Do this
Say how many lines hold the string "from", and nothing more.

[Data entries]
--------------------------------

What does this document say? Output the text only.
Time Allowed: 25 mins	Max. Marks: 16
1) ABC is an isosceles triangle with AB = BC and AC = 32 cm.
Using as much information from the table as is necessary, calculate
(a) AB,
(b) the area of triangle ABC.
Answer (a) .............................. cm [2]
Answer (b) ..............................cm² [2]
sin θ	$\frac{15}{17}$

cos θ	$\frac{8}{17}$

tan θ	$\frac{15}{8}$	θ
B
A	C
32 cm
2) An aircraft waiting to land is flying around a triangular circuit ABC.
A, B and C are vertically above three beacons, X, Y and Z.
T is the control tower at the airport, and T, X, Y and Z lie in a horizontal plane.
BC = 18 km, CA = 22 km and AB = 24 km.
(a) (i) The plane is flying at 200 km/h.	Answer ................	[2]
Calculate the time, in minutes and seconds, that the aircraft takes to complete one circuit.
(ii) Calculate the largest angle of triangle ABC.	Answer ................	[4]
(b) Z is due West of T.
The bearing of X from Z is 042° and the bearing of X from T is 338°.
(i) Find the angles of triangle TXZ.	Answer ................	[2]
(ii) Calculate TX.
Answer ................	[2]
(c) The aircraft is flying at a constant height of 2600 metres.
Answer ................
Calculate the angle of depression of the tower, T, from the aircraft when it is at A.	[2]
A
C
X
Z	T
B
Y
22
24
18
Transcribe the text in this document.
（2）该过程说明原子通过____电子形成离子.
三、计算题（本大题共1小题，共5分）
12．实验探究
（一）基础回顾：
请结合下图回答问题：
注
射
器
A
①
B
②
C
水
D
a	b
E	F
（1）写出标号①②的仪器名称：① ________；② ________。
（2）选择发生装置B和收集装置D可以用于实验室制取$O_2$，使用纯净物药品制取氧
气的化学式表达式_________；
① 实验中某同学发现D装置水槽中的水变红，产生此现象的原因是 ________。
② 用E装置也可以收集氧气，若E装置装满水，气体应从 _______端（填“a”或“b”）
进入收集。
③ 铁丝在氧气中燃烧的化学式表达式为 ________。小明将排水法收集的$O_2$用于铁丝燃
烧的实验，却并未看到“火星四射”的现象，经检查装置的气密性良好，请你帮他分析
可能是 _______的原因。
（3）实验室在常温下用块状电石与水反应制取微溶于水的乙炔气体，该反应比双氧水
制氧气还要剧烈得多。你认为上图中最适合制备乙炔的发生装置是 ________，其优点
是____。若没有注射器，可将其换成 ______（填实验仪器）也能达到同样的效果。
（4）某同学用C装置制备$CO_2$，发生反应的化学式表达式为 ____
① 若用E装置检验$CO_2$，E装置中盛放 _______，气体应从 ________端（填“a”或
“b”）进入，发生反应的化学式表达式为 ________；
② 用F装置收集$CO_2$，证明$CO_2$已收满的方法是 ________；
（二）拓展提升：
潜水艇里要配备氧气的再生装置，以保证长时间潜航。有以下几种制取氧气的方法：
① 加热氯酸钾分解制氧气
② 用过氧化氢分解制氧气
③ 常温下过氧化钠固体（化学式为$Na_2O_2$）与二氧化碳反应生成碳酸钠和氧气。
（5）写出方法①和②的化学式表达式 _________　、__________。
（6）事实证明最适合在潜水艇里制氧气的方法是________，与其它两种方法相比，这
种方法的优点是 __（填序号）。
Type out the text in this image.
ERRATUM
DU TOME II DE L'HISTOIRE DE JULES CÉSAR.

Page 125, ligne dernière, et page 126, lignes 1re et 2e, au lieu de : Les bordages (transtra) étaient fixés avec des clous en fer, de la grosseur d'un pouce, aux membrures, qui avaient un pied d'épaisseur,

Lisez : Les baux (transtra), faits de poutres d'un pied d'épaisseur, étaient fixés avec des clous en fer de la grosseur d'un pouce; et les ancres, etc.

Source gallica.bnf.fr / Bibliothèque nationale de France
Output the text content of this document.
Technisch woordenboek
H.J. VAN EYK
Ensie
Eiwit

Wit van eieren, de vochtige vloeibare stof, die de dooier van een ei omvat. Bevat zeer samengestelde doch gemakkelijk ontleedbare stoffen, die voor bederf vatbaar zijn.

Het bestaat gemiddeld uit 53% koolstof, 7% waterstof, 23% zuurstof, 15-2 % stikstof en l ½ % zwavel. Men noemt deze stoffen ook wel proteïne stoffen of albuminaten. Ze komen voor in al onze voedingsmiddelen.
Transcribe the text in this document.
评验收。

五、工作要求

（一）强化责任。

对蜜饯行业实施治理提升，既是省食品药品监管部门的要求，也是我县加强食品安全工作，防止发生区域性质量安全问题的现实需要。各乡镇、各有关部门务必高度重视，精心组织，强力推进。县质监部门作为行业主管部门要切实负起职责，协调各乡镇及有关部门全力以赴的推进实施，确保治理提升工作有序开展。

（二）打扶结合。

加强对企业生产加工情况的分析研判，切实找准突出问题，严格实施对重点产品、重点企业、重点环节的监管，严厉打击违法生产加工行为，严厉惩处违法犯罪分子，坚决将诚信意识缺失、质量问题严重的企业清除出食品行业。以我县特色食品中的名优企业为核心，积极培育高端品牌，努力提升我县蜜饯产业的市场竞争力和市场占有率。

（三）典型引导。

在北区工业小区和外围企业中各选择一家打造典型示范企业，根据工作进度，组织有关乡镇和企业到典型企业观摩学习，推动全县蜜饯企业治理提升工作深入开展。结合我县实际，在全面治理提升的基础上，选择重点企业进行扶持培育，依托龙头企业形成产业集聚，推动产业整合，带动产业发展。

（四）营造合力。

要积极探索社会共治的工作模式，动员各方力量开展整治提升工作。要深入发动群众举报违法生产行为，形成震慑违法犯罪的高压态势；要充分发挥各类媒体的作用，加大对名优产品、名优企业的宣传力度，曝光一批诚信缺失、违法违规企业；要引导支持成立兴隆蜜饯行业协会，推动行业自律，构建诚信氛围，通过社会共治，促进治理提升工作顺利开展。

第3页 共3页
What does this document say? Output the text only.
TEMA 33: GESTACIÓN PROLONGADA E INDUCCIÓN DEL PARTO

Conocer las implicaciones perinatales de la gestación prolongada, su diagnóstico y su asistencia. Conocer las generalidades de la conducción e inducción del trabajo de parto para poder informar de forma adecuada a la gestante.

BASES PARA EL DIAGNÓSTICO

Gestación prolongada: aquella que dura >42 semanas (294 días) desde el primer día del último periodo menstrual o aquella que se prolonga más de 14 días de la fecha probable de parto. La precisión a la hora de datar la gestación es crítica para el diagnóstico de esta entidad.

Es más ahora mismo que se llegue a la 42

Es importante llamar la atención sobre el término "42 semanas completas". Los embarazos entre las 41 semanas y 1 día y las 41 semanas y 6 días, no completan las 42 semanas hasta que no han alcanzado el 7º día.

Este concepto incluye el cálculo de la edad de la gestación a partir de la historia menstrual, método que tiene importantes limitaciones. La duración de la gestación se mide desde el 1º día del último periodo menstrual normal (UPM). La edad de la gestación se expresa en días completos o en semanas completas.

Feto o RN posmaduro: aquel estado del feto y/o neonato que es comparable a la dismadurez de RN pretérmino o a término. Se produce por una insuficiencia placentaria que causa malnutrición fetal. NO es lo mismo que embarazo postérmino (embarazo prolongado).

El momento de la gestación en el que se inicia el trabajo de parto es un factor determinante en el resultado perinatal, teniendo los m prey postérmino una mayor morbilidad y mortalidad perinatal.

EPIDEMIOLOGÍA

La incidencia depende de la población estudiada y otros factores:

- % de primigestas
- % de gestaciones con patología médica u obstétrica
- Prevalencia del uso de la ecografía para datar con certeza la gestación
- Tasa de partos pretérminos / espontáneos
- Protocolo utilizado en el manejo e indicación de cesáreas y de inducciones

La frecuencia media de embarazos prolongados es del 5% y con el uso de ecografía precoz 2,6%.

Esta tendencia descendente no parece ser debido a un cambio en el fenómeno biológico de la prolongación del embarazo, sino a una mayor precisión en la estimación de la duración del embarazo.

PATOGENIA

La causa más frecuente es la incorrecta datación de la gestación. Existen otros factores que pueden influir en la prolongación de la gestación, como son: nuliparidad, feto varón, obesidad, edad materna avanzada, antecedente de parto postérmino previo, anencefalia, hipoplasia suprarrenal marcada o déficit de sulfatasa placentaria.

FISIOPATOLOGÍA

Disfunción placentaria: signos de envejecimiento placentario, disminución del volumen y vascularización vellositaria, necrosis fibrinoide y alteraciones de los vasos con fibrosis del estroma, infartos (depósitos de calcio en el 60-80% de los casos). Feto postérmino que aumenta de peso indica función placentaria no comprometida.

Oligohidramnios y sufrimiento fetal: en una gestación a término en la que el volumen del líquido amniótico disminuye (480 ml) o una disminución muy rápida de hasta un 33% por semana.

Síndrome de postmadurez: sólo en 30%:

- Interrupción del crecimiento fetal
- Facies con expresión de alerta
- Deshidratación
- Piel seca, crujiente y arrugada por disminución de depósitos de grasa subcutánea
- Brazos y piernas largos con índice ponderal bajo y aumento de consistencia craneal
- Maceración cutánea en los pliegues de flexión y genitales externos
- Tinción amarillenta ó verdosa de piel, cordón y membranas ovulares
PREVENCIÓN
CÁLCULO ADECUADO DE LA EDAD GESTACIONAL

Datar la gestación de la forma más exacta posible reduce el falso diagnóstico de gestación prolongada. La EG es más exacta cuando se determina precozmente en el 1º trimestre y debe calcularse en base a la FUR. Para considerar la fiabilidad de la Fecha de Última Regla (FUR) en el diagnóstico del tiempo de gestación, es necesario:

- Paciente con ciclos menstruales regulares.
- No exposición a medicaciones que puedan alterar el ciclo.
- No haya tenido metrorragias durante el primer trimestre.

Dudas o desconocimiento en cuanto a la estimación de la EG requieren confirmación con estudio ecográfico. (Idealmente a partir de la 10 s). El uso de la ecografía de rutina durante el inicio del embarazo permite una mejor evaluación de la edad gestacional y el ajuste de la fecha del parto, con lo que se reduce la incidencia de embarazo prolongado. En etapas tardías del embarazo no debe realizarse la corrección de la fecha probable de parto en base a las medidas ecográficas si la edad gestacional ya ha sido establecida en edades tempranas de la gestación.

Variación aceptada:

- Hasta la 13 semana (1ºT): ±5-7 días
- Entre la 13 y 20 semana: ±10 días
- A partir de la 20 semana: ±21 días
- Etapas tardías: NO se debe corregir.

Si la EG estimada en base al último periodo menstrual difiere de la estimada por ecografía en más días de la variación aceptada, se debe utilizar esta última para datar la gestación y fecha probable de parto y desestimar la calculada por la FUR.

--------------------------------

Solution below
3